Exercise brief:
Go through the material below, find each line with the word "complete", and copy those lines.

Information provided:
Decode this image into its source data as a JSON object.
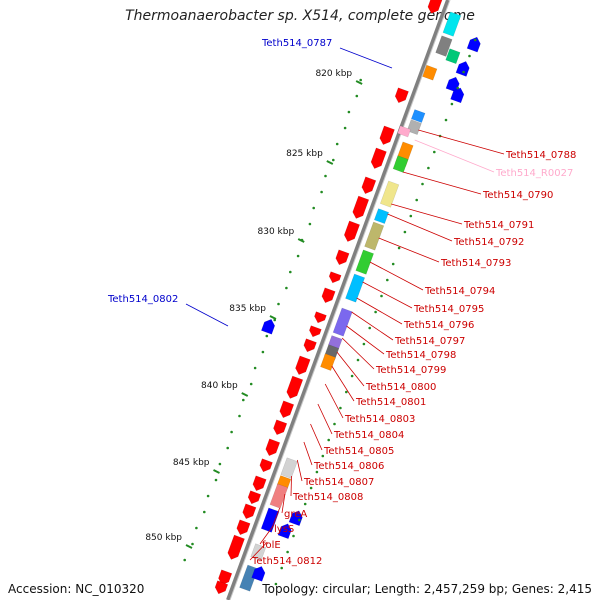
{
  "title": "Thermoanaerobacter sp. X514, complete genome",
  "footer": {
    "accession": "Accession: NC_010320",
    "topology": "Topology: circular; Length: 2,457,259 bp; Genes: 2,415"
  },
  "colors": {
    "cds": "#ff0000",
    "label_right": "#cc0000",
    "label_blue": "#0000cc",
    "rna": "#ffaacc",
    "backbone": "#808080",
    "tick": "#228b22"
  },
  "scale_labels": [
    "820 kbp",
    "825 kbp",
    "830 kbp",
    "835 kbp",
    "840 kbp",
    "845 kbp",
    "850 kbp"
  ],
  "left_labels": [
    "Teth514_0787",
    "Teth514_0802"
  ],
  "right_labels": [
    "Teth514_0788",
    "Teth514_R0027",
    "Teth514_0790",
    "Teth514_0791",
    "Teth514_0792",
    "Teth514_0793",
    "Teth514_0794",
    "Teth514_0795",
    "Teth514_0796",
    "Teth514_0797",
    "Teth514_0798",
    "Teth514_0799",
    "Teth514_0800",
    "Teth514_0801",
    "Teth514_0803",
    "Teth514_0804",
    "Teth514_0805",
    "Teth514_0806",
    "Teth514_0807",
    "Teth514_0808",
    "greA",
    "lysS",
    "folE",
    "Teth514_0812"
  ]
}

...

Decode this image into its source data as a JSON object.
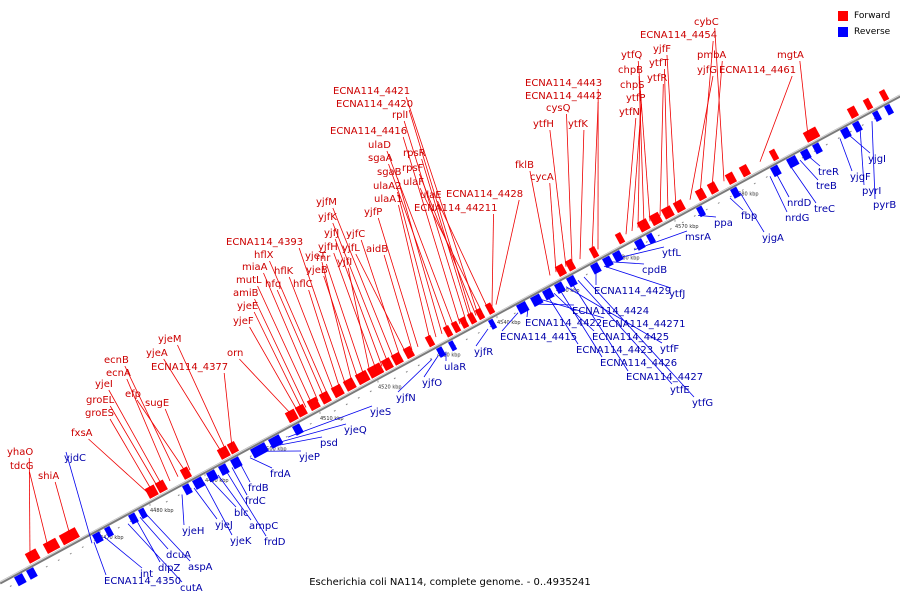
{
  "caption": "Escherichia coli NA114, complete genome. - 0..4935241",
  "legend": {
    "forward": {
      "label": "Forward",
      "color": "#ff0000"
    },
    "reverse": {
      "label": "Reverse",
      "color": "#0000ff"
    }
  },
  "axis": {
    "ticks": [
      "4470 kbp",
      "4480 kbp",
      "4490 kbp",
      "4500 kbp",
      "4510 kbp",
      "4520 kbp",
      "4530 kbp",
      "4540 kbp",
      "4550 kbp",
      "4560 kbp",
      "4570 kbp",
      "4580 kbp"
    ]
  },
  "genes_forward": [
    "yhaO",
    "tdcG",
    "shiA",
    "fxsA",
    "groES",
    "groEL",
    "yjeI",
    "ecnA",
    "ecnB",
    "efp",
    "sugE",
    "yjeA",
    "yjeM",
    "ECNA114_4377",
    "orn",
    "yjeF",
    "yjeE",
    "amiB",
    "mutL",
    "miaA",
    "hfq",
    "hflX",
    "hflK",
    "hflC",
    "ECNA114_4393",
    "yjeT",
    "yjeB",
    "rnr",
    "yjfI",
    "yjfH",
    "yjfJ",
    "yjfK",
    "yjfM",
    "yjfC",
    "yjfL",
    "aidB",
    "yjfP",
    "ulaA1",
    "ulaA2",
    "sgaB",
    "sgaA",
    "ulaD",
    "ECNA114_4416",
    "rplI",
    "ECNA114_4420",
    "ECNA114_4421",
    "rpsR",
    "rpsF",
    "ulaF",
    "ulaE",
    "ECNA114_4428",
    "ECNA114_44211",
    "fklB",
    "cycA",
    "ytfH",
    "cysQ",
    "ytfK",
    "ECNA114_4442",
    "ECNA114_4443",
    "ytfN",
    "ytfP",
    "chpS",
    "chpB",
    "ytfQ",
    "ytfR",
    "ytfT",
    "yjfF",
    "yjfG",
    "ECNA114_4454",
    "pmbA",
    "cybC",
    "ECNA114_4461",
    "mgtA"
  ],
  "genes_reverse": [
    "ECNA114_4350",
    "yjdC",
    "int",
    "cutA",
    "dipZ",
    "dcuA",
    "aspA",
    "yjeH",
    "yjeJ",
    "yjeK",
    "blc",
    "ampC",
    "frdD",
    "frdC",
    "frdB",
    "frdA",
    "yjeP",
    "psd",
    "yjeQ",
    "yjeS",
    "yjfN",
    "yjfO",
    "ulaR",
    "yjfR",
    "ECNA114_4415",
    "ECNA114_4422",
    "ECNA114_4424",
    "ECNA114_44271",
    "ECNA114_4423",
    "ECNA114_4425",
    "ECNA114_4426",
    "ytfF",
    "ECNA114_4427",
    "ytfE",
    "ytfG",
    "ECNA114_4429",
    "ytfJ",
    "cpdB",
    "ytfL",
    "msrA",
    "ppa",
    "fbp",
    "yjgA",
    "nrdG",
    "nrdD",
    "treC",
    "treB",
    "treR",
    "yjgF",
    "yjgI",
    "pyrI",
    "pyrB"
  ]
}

Reply:
  "title": "Thermoanaerobacter sp. X514, complete genome",
  "caption": "Escherichia coli NA114, complete genome. - 0..4935241",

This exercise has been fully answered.